■ Problem to solve
Send back the entries below exactly as they appear.

■ Supplied records
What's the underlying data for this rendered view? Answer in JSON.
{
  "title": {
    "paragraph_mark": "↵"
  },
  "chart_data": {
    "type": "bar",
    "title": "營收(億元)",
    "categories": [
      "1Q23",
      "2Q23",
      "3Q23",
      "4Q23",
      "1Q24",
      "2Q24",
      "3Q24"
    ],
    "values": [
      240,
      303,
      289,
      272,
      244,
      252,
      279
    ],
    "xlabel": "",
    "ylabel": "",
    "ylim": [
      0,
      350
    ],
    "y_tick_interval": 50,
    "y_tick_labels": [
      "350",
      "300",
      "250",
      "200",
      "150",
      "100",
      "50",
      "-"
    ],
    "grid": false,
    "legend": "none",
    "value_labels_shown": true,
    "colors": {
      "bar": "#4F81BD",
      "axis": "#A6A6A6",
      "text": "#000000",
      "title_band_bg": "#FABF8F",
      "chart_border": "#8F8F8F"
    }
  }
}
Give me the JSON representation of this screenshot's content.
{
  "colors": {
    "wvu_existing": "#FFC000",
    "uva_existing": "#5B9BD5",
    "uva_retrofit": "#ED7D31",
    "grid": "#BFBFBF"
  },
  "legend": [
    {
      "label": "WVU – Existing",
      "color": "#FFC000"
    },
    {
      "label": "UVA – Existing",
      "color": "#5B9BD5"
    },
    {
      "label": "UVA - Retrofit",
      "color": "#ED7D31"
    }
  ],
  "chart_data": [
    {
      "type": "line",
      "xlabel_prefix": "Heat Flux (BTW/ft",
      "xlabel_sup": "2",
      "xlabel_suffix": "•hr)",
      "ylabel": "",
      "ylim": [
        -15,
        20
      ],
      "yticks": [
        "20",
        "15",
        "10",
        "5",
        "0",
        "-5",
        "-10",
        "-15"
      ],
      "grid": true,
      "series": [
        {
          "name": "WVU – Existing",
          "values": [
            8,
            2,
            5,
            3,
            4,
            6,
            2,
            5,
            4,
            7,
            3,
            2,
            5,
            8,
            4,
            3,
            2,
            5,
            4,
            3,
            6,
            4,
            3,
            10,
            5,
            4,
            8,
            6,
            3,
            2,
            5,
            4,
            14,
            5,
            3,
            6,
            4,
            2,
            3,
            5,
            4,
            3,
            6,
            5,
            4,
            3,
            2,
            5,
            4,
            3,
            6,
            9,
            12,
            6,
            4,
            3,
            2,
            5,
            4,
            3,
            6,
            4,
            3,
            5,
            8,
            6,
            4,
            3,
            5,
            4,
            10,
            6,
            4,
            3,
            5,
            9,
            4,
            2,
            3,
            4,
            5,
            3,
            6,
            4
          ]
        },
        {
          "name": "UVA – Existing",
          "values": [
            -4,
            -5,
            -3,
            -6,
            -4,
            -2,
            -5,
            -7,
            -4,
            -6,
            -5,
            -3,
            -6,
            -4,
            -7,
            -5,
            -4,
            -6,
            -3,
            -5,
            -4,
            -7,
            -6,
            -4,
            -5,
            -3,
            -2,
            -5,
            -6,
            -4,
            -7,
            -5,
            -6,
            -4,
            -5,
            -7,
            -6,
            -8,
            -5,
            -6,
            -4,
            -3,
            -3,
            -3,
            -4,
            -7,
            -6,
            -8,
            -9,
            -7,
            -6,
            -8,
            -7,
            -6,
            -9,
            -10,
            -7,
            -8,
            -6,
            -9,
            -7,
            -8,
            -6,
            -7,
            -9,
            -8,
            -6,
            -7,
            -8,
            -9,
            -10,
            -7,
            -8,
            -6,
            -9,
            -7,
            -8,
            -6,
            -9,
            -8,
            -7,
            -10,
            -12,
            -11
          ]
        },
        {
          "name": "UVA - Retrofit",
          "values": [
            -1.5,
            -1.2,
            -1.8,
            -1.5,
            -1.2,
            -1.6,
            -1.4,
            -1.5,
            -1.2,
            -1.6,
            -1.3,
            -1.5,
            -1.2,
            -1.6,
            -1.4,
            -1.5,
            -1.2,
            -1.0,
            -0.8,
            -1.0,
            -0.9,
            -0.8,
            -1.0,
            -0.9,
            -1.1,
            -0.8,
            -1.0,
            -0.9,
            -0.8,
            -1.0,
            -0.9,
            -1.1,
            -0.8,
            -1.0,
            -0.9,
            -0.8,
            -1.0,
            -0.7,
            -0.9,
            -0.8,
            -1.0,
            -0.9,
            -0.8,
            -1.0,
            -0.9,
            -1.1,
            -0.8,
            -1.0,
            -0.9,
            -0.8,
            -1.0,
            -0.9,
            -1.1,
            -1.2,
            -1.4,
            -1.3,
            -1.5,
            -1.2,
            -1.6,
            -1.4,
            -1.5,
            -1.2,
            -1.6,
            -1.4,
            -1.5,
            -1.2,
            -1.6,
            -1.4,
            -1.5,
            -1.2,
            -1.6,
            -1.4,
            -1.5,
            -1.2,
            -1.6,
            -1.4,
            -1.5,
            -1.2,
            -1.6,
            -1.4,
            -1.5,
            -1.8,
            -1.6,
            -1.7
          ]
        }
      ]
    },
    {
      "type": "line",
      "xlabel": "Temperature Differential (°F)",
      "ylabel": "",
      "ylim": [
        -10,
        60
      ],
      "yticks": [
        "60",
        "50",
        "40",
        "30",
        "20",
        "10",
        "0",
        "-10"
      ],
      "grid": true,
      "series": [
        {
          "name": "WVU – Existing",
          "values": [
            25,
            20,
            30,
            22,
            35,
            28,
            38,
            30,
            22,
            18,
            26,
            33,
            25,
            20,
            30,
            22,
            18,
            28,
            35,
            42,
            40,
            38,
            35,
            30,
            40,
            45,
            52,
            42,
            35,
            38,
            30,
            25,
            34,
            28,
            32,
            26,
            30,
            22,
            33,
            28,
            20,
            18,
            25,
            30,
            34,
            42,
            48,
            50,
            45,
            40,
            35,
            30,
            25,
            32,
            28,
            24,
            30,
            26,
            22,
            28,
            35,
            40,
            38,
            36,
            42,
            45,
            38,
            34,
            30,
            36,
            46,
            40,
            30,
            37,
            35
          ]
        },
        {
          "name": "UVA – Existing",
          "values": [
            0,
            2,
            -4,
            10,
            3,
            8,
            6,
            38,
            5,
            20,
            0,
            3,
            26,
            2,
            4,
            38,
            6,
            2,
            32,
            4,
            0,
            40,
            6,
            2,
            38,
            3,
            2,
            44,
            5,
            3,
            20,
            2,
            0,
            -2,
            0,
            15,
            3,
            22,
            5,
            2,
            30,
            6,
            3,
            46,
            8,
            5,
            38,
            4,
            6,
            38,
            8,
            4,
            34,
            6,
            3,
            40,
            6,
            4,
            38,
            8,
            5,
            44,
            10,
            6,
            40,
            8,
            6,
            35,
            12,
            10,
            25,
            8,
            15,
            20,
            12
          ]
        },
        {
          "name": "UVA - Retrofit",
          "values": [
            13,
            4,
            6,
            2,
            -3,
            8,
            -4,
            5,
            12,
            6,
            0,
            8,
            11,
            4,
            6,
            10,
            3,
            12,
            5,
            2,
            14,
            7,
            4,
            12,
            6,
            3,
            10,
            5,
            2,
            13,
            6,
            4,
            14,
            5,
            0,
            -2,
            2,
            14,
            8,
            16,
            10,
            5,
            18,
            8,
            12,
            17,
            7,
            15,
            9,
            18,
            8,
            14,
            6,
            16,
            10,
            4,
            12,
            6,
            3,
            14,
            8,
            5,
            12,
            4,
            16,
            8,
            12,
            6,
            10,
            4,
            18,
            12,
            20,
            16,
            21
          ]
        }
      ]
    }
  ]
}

■ Completed exercise
What's the underlying data for this rendered view? Answer in JSON.
{
  "title": {
    "paragraph_mark": "↵"
  },
  "chart_data": {
    "type": "bar",
    "title": "營收(億元)",
    "categories": [
      "1Q23",
      "2Q23",
      "3Q23",
      "4Q23",
      "1Q24",
      "2Q24",
      "3Q24"
    ],
    "values": [
      240,
      303,
      289,
      272,
      244,
      252,
      279
    ],
    "xlabel": "",
    "ylabel": "",
    "ylim": [
      0,
      350
    ],
    "y_tick_interval": 50,
    "y_tick_labels": [
      "350",
      "300",
      "250",
      "200",
      "150",
      "100",
      "50",
      "-"
    ],
    "grid": false,
    "legend": "none",
    "value_labels_shown": true,
    "colors": {
      "bar": "#4F81BD",
      "axis": "#A6A6A6",
      "text": "#000000",
      "title_band_bg": "#FABF8F",
      "chart_border": "#8F8F8F"
    }
  }
}
Give me the JSON representation of this screenshot's content.
{
  "colors": {
    "wvu_existing": "#FFC000",
    "uva_existing": "#5B9BD5",
    "uva_retrofit": "#ED7D31",
    "grid": "#BFBFBF"
  },
  "legend": [
    {
      "label": "WVU – Existing",
      "color": "#FFC000"
    },
    {
      "label": "UVA – Existing",
      "color": "#5B9BD5"
    },
    {
      "label": "UVA - Retrofit",
      "color": "#ED7D31"
    }
  ],
  "chart_data": [
    {
      "type": "line",
      "xlabel_prefix": "Heat Flux (BTW/ft",
      "xlabel_sup": "2",
      "xlabel_suffix": "•hr)",
      "ylabel": "",
      "ylim": [
        -15,
        20
      ],
      "yticks": [
        "20",
        "15",
        "10",
        "5",
        "0",
        "-5",
        "-10",
        "-15"
      ],
      "grid": true,
      "series": [
        {
          "name": "WVU – Existing",
          "values": [
            8,
            2,
            5,
            3,
            4,
            6,
            2,
            5,
            4,
            7,
            3,
            2,
            5,
            8,
            4,
            3,
            2,
            5,
            4,
            3,
            6,
            4,
            3,
            10,
            5,
            4,
            8,
            6,
            3,
            2,
            5,
            4,
            14,
            5,
            3,
            6,
            4,
            2,
            3,
            5,
            4,
            3,
            6,
            5,
            4,
            3,
            2,
            5,
            4,
            3,
            6,
            9,
            12,
            6,
            4,
            3,
            2,
            5,
            4,
            3,
            6,
            4,
            3,
            5,
            8,
            6,
            4,
            3,
            5,
            4,
            10,
            6,
            4,
            3,
            5,
            9,
            4,
            2,
            3,
            4,
            5,
            3,
            6,
            4
          ]
        },
        {
          "name": "UVA – Existing",
          "values": [
            -4,
            -5,
            -3,
            -6,
            -4,
            -2,
            -5,
            -7,
            -4,
            -6,
            -5,
            -3,
            -6,
            -4,
            -7,
            -5,
            -4,
            -6,
            -3,
            -5,
            -4,
            -7,
            -6,
            -4,
            -5,
            -3,
            -2,
            -5,
            -6,
            -4,
            -7,
            -5,
            -6,
            -4,
            -5,
            -7,
            -6,
            -8,
            -5,
            -6,
            -4,
            -3,
            -3,
            -3,
            -4,
            -7,
            -6,
            -8,
            -9,
            -7,
            -6,
            -8,
            -7,
            -6,
            -9,
            -10,
            -7,
            -8,
            -6,
            -9,
            -7,
            -8,
            -6,
            -7,
            -9,
            -8,
            -6,
            -7,
            -8,
            -9,
            -10,
            -7,
            -8,
            -6,
            -9,
            -7,
            -8,
            -6,
            -9,
            -8,
            -7,
            -10,
            -12,
            -11
          ]
        },
        {
          "name": "UVA - Retrofit",
          "values": [
            -1.5,
            -1.2,
            -1.8,
            -1.5,
            -1.2,
            -1.6,
            -1.4,
            -1.5,
            -1.2,
            -1.6,
            -1.3,
            -1.5,
            -1.2,
            -1.6,
            -1.4,
            -1.5,
            -1.2,
            -1.0,
            -0.8,
            -1.0,
            -0.9,
            -0.8,
            -1.0,
            -0.9,
            -1.1,
            -0.8,
            -1.0,
            -0.9,
            -0.8,
            -1.0,
            -0.9,
            -1.1,
            -0.8,
            -1.0,
            -0.9,
            -0.8,
            -1.0,
            -0.7,
            -0.9,
            -0.8,
            -1.0,
            -0.9,
            -0.8,
            -1.0,
            -0.9,
            -1.1,
            -0.8,
            -1.0,
            -0.9,
            -0.8,
            -1.0,
            -0.9,
            -1.1,
            -1.2,
            -1.4,
            -1.3,
            -1.5,
            -1.2,
            -1.6,
            -1.4,
            -1.5,
            -1.2,
            -1.6,
            -1.4,
            -1.5,
            -1.2,
            -1.6,
            -1.4,
            -1.5,
            -1.2,
            -1.6,
            -1.4,
            -1.5,
            -1.2,
            -1.6,
            -1.4,
            -1.5,
            -1.2,
            -1.6,
            -1.4,
            -1.5,
            -1.8,
            -1.6,
            -1.7
          ]
        }
      ]
    },
    {
      "type": "line",
      "xlabel": "Temperature Differential (°F)",
      "ylabel": "",
      "ylim": [
        -10,
        60
      ],
      "yticks": [
        "60",
        "50",
        "40",
        "30",
        "20",
        "10",
        "0",
        "-10"
      ],
      "grid": true,
      "series": [
        {
          "name": "WVU – Existing",
          "values": [
            25,
            20,
            30,
            22,
            35,
            28,
            38,
            30,
            22,
            18,
            26,
            33,
            25,
            20,
            30,
            22,
            18,
            28,
            35,
            42,
            40,
            38,
            35,
            30,
            40,
            45,
            52,
            42,
            35,
            38,
            30,
            25,
            34,
            28,
            32,
            26,
            30,
            22,
            33,
            28,
            20,
            18,
            25,
            30,
            34,
            42,
            48,
            50,
            45,
            40,
            35,
            30,
            25,
            32,
            28,
            24,
            30,
            26,
            22,
            28,
            35,
            40,
            38,
            36,
            42,
            45,
            38,
            34,
            30,
            36,
            46,
            40,
            30,
            37,
            35
          ]
        },
        {
          "name": "UVA – Existing",
          "values": [
            0,
            2,
            -4,
            10,
            3,
            8,
            6,
            38,
            5,
            20,
            0,
            3,
            26,
            2,
            4,
            38,
            6,
            2,
            32,
            4,
            0,
            40,
            6,
            2,
            38,
            3,
            2,
            44,
            5,
            3,
            20,
            2,
            0,
            -2,
            0,
            15,
            3,
            22,
            5,
            2,
            30,
            6,
            3,
            46,
            8,
            5,
            38,
            4,
            6,
            38,
            8,
            4,
            34,
            6,
            3,
            40,
            6,
            4,
            38,
            8,
            5,
            44,
            10,
            6,
            40,
            8,
            6,
            35,
            12,
            10,
            25,
            8,
            15,
            20,
            12
          ]
        },
        {
          "name": "UVA - Retrofit",
          "values": [
            13,
            4,
            6,
            2,
            -3,
            8,
            -4,
            5,
            12,
            6,
            0,
            8,
            11,
            4,
            6,
            10,
            3,
            12,
            5,
            2,
            14,
            7,
            4,
            12,
            6,
            3,
            10,
            5,
            2,
            13,
            6,
            4,
            14,
            5,
            0,
            -2,
            2,
            14,
            8,
            16,
            10,
            5,
            18,
            8,
            12,
            17,
            7,
            15,
            9,
            18,
            8,
            14,
            6,
            16,
            10,
            4,
            12,
            6,
            3,
            14,
            8,
            5,
            12,
            4,
            16,
            8,
            12,
            6,
            10,
            4,
            18,
            12,
            20,
            16,
            21
          ]
        }
      ]
    }
  ]
}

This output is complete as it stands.